→ Set exercise:
Locate the string "圆柱齿轮" in the listing below. Copy every line where it is found.

→ Data provided:
»»

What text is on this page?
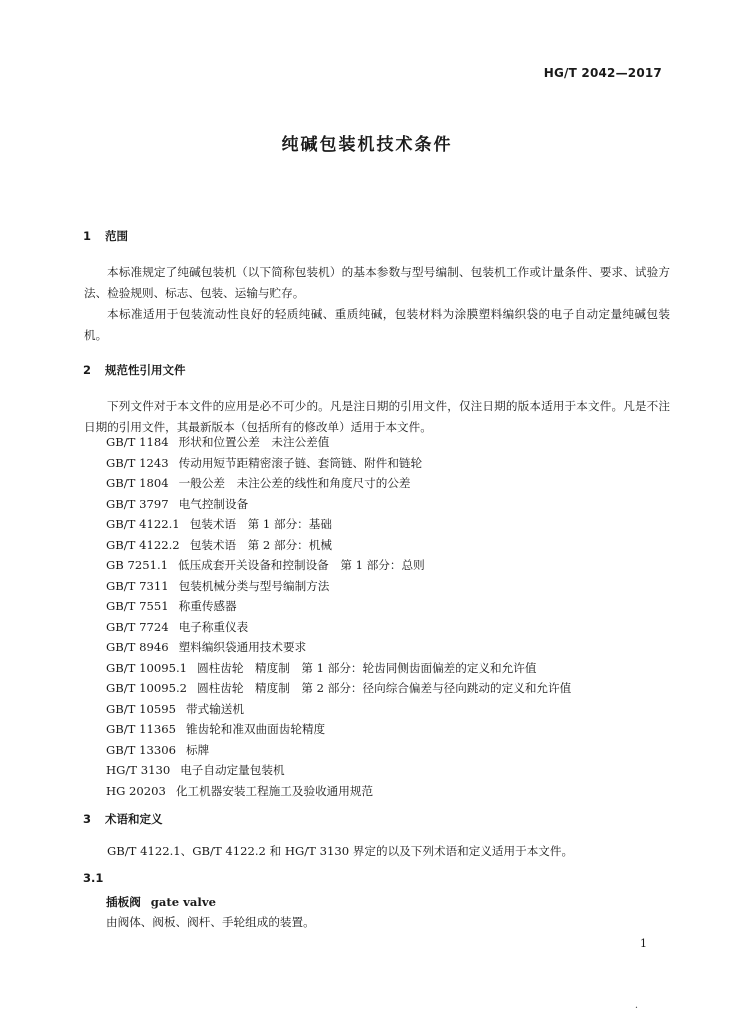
HG/T 2042—2017
纯碱包装机技术条件
1 范围

本标准规定了纯碱包装机（以下简称包装机）的基本参数与型号编制、包装机工作或计量条件、要求、试验方法、检验规则、标志、包装、运输与贮存。

本标准适用于包装流动性良好的轻质纯碱、重质纯碱，包装材料为涂膜塑料编织袋的电子自动定量纯碱包装机。

2 规范性引用文件

下列文件对于本文件的应用是必不可少的。凡是注日期的引用文件，仅注日期的版本适用于本文件。凡是不注日期的引用文件，其最新版本（包括所有的修改单）适用于本文件。

GB/T 1184 形状和位置公差　未注公差值
GB/T 1243 传动用短节距精密滚子链、套筒链、附件和链轮
GB/T 1804 一般公差　未注公差的线性和角度尺寸的公差
GB/T 3797 电气控制设备
GB/T 4122.1 包装术语　第 1 部分：基础
GB/T 4122.2 包装术语　第 2 部分：机械
GB 7251.1 低压成套开关设备和控制设备　第 1 部分：总则
GB/T 7311 包装机械分类与型号编制方法
GB/T 7551 称重传感器
GB/T 7724 电子称重仪表
GB/T 8946 塑料编织袋通用技术要求
GB/T 10095.1 圆柱齿轮　精度制　第 1 部分：轮齿同侧齿面偏差的定义和允许值
GB/T 10095.2 圆柱齿轮　精度制　第 2 部分：径向综合偏差与径向跳动的定义和允许值
GB/T 10595 带式输送机
GB/T 11365 锥齿轮和准双曲面齿轮精度
GB/T 13306 标牌
HG/T 3130 电子自动定量包装机
HG 20203 化工机器安装工程施工及验收通用规范
3 术语和定义

GB/T 4122.1、GB/T 4122.2 和 HG/T 3130 界定的以及下列术语和定义适用于本文件。

3.1
插板阀 gate valve
由阀体、阀板、阀杆、手轮组成的装置。
1
.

««

→ Exercise response:
GB/T 10095.1 圆柱齿轮　精度制　第 1 部分：轮齿同侧齿面偏差的定义和允许值
GB/T 10095.2 圆柱齿轮　精度制　第 2 部分：径向综合偏差与径向跳动的定义和允许值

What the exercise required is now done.